- What is expected
Gather up the lines that contain "Canada".
[start of Data supplied]
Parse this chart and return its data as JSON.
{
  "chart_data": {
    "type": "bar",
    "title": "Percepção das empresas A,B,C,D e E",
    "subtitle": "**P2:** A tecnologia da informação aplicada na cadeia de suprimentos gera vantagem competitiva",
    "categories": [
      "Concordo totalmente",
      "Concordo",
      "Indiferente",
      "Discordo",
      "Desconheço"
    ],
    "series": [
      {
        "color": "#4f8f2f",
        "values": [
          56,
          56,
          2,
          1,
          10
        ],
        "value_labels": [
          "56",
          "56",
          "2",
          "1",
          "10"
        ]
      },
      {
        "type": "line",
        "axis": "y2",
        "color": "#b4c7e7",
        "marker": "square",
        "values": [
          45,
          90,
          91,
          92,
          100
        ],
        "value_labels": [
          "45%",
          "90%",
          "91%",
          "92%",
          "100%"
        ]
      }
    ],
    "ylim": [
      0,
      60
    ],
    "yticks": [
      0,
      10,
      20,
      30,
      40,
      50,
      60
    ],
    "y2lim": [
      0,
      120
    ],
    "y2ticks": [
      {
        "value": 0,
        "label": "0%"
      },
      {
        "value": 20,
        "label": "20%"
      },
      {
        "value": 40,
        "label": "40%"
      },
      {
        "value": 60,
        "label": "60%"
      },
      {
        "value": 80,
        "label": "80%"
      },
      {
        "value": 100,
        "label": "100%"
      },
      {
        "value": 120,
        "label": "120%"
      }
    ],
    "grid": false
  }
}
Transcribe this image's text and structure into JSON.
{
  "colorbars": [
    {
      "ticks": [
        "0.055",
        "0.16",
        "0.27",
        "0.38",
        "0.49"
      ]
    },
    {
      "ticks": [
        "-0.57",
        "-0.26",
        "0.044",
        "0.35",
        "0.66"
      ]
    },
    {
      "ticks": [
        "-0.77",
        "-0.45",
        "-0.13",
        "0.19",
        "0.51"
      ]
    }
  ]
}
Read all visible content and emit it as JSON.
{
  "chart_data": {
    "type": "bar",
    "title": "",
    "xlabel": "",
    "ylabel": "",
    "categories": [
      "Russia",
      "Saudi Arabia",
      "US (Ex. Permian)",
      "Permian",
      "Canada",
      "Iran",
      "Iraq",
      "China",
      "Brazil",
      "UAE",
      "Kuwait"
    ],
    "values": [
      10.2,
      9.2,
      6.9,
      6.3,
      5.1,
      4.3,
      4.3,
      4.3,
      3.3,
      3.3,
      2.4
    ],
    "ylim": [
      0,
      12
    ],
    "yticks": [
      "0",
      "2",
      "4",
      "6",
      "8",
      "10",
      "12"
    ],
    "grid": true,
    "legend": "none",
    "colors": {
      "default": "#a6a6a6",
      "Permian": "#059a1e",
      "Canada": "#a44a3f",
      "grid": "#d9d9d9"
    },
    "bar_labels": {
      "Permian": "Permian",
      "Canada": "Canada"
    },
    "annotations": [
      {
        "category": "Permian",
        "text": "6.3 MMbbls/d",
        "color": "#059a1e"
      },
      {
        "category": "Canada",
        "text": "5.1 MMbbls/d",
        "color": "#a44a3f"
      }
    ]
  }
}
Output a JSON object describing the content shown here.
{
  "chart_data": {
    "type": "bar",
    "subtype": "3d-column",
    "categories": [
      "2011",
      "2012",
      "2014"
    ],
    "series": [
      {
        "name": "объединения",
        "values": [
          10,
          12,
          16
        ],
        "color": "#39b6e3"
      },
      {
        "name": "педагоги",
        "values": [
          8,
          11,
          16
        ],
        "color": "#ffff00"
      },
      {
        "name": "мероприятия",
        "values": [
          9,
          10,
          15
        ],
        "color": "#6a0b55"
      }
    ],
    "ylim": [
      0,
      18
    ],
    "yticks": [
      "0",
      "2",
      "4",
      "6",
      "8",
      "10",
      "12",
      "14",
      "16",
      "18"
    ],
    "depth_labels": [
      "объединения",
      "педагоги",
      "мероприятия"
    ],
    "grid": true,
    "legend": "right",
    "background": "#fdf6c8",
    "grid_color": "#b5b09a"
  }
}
[end of Data supplied]
- Answer to the exercise
      "Canada",
      "Canada": "#a44a3f",
      "Canada": "Canada"
        "category": "Canada",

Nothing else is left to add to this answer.